SHORT TASK:
Report how many lines of the entries below contain the word "Fédération", and nothing more.

(Dataset items)
▼
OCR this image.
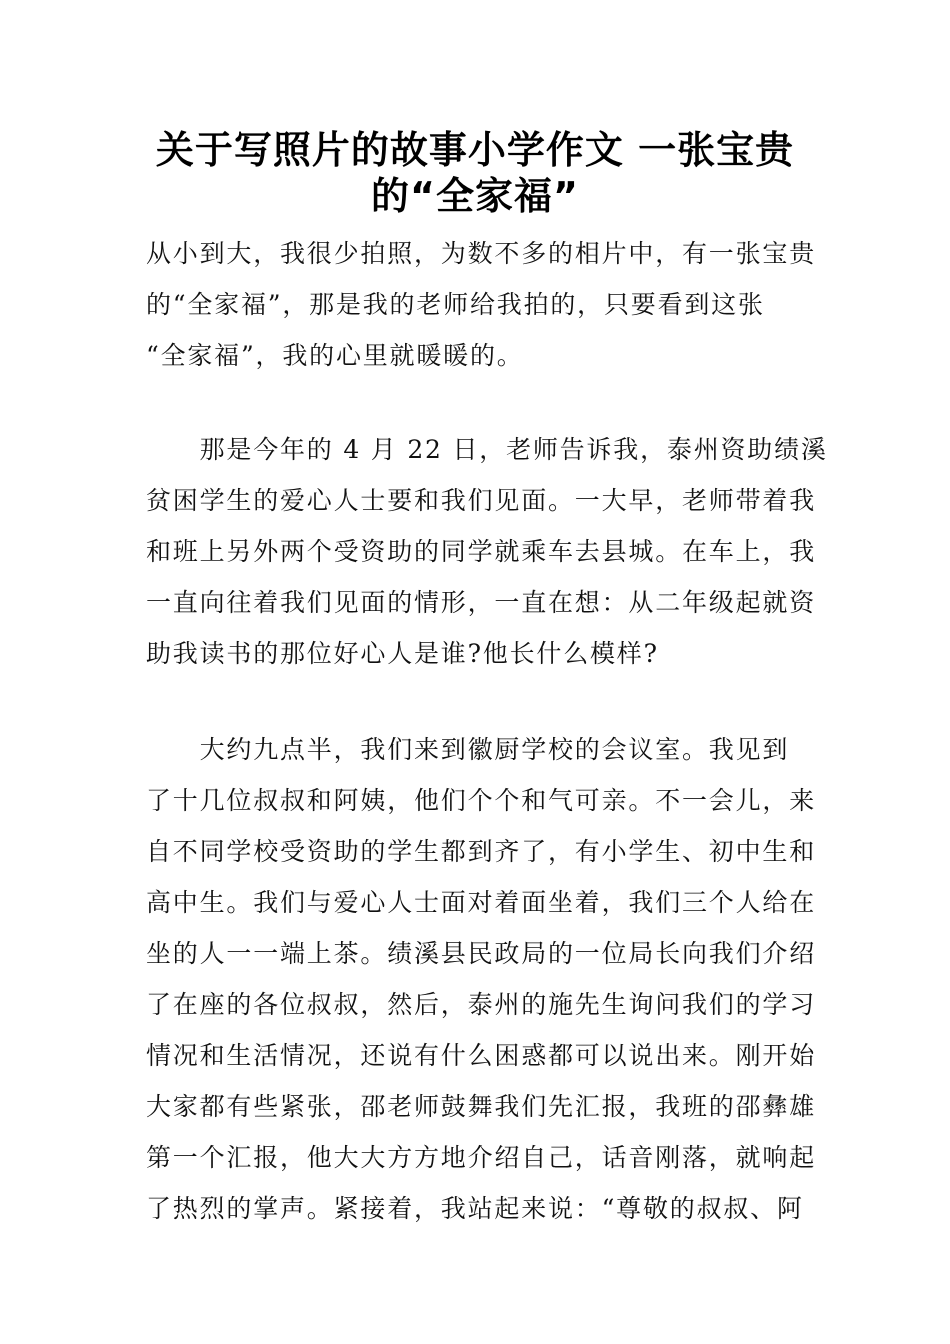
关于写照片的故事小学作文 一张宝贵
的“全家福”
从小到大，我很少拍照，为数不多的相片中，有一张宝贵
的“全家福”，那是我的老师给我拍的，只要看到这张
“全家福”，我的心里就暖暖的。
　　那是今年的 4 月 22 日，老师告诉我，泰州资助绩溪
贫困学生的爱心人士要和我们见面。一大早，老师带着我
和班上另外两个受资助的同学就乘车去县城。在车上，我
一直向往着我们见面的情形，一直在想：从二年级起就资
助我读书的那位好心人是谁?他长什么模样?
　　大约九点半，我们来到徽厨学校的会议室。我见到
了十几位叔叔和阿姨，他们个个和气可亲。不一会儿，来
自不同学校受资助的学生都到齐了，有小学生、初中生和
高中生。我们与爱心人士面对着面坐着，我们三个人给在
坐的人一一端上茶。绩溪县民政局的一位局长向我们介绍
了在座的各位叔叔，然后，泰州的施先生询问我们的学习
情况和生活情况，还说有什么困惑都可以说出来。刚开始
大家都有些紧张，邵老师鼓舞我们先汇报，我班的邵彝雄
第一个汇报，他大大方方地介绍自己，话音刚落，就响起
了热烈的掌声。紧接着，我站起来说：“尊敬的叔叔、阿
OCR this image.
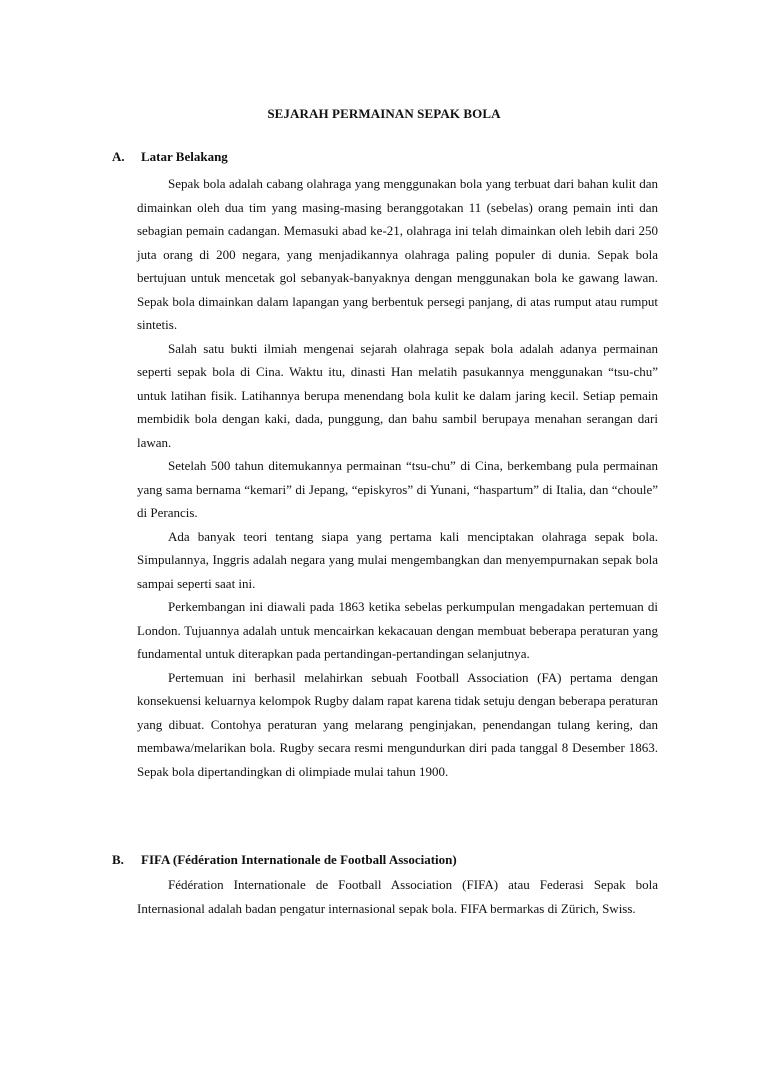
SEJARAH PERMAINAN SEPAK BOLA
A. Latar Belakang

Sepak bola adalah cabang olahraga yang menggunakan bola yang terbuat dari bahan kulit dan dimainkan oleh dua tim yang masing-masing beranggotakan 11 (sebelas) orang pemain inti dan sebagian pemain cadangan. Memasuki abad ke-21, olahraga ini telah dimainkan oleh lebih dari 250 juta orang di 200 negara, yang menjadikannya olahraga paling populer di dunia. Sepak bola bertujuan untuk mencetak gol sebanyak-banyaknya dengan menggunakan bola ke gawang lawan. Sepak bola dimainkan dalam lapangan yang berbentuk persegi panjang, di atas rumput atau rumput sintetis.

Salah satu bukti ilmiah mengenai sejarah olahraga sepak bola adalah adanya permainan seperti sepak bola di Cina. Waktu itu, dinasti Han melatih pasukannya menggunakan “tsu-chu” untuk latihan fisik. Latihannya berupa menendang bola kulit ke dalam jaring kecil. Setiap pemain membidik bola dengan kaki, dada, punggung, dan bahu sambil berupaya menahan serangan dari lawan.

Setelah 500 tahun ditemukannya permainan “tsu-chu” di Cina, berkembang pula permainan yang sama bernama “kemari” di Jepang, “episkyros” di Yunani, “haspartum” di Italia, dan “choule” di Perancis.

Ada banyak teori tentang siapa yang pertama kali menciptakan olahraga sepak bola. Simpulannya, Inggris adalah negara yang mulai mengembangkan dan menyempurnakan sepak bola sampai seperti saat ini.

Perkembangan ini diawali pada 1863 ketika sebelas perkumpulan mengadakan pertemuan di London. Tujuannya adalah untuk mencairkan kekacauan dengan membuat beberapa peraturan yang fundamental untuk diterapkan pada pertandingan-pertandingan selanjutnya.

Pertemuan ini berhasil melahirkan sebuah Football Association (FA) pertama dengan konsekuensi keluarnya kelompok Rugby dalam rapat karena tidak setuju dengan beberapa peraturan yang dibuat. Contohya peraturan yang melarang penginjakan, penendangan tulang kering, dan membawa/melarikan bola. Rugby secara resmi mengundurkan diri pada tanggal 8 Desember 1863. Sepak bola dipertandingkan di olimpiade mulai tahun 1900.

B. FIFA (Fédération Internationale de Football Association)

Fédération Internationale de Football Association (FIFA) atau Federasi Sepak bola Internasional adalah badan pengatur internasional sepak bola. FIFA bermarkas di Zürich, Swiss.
▲
RESPONSE TO THIS TASK:
2